Brano da leggere

....................

Quanti, quanti ricordi si affannano e mi sembra che i miei si confondano con quelli degli altri; vivo e rivivo, come se fossero mie, le loro esplorazioni in modo da poter dire "le nostre esplorazioni" ed essere un gruppo compatto.
    Ma non posso scriverli tutti. Le pagine sono avare ... ma come fare a non ricordare quando il luminare, titolare della cattedra di ..(15).. in trattoria, ad una cena di fine corso, sotto gli occhi di tutti (ma nessuno se ne accorse, né noi, né l’oste) portò via, avvolgendosele addosso, sotto la giacca, 90 salsicce che facevano bella mostra di sé, pendendo dal soffitto? Certo, poi le abbiamo restituite, insieme anche ad una lonza ...
    E quando, ritornando dal cratere del Vesuvio, molti di noi saltavano a mezzo pendio giù dalla seggiovia, prima dell’arrivo, e l’impiegato che si arrabbiava per telefono con il collega di sopra, ‘che gli mandava giù seggiolini vuoti, dopo averlo avvisato che erano occupati da "quelli della spedizione"! (16)


    (15) Generica espressione Selleriana per indicare una persona al di sopra di ogni sospetto: si trattava di un illustre architetto, Italo Bertolani, allora assistente di Storia dell’Architettura alla Sapienza.
<    (16) Ulteriore amplificazione: un solo doppio seggiolino vuoto, quello abbandonato da Monaci e da me ..... ma ormai, i benevoli lettori avranno compreso lo spirito del narratore, ben dichiarato del resto poco prima, all’incipit: "Quanti, quanti ricordi si affannano!"

....................

Voci tratte da una raccolta
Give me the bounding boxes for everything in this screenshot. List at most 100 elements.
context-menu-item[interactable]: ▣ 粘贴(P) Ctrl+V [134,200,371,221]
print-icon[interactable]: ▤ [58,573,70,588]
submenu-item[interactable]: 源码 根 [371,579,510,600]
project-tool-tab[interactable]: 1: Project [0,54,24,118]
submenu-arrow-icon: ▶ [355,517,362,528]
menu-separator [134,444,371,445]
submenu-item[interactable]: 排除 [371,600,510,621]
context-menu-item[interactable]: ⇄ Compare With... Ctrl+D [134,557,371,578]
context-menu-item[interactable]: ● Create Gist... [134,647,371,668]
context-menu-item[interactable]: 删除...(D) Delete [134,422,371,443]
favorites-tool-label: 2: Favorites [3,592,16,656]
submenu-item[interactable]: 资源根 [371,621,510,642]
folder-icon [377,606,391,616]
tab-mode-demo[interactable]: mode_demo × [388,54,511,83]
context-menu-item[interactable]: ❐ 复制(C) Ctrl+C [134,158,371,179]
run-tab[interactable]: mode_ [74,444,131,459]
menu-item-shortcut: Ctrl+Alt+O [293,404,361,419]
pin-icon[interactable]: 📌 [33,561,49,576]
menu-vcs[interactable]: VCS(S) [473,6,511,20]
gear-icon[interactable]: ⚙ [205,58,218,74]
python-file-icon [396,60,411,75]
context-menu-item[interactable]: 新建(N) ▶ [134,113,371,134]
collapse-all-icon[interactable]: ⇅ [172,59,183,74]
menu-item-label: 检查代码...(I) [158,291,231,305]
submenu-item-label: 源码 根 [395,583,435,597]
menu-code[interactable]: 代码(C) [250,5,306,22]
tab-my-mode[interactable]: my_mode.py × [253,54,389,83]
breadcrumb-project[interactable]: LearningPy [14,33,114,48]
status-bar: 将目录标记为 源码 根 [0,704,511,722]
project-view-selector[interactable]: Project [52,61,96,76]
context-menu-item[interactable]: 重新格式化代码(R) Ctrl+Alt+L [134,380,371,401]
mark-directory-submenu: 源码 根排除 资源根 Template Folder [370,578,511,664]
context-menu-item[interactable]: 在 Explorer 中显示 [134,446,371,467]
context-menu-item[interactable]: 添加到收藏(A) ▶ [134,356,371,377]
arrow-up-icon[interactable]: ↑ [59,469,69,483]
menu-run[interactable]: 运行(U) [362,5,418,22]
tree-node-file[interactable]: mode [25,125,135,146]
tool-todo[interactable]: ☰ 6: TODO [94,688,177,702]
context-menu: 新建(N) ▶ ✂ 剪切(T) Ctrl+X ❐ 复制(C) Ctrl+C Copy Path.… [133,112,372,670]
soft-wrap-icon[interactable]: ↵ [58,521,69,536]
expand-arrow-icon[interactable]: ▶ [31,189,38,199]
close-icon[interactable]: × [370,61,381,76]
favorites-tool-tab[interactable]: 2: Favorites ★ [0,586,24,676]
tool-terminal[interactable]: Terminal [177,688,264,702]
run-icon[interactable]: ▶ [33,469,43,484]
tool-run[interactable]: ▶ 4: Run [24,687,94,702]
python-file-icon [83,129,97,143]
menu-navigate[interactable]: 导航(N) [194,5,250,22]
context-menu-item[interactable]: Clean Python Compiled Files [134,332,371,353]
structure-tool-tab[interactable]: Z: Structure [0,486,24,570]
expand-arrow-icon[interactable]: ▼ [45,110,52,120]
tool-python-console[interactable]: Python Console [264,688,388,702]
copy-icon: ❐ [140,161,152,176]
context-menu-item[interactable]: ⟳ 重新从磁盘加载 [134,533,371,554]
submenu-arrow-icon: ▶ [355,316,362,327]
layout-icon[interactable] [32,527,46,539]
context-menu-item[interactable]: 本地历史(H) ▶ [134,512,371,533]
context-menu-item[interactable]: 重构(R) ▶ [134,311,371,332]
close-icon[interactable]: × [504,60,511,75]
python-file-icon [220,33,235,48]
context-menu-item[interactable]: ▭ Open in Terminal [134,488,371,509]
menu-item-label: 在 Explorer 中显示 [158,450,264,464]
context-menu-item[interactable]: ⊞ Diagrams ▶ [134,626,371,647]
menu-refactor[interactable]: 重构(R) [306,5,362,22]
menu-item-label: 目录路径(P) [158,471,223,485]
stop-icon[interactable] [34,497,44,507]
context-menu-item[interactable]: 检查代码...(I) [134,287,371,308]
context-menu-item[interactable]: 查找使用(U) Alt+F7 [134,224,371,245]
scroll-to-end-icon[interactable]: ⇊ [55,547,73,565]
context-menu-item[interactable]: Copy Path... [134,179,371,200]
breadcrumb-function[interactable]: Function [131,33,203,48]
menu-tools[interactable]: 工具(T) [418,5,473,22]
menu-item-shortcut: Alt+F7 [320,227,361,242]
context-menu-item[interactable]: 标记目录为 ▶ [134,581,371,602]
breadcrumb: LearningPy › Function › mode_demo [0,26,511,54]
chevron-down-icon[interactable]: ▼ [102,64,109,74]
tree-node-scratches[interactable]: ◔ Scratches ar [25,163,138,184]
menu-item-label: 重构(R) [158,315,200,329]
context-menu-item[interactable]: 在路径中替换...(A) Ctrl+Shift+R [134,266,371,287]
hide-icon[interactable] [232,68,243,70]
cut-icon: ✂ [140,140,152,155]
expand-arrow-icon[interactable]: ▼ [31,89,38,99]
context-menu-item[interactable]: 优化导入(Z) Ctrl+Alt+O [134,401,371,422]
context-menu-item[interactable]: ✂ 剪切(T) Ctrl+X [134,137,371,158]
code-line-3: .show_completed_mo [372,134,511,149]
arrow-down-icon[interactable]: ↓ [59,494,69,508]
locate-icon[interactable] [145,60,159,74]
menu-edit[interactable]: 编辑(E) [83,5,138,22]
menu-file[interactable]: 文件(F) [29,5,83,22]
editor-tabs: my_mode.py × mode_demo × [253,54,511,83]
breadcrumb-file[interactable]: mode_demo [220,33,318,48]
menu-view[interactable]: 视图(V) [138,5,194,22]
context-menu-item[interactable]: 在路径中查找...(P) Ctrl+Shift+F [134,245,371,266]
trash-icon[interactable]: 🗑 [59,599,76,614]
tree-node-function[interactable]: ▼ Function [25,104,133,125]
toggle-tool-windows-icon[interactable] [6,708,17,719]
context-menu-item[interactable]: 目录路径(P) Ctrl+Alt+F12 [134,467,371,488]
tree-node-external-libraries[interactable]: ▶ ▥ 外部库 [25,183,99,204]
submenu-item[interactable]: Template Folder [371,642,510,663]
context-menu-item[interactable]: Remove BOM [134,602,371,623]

....................

Consegne dell'esercizio
1. Nel racconto principale del brano da leggere, escluse le note, elenca le singole persone indicate solo con un ruolo o un mestiere e non con un nome proprio.
2. Secondo il brano da leggere, le seguenti affermazioni sono vere o false? Per ciascuna rispondi sì o no e cita le parole decisive del testo.
(a) Le salsicce portate via furono in seguito restituite.
(b) L'oste si accorse subito delle salsicce sottratte.
(c) Secondo la nota, dalla seggiovia scesero molti seggiolini vuoti.
3. Prosegui il racconto dei ricordi delle esplorazioni riprendendo dal punto in cui il brano da leggere si ferma.

Soluzioni dell'esercizio
1.
- il luminare, titolare della cattedra
- l'oste
- l'impiegato
- il collega di sopra

2.
(a) Sì: "Certo, poi le abbiamo restituite"
(b) No: "ma nessuno se ne accorse, né noi, né l’oste"
(c) No: "un solo doppio seggiolino vuoto"

3.
***

E quando Carlo ... e quando Adriana ... e quando, dopo 20 anni, ci siamo ritrovati e riuniti in assemblea, nella sede dello Speleo Club, ognuno di noi ha ripreso lo stesso posto, lo stesso atteggiamento ed ha detto le stesse "rotture", come se il tempo non fosse passato e come se non avessimo mai smesso.
    E io sono Pierpaolo.

Post Scriptum

..... Converrebbe tornare, (consensi generali), ma arrivati ad Orte, si decide di proseguire, "tanto cambia".
    Già dalla mattina non prometteva niente di buono. Giorgio era arrivato a passo lento sotto un diluvio e noi, che lo aspettavamo davanti alla vecchia sede di via Catullo non stavamo meglio.
    Piove ancora; all’ultimo casolare: elmetti, tute, cordini, scalette, compaiono come per incanto.
    Fatti pochi metri nel sottobosco di felci stillanti acqua e con la visione in basso del lago artificiale di Corbara, caliamo la scaletta.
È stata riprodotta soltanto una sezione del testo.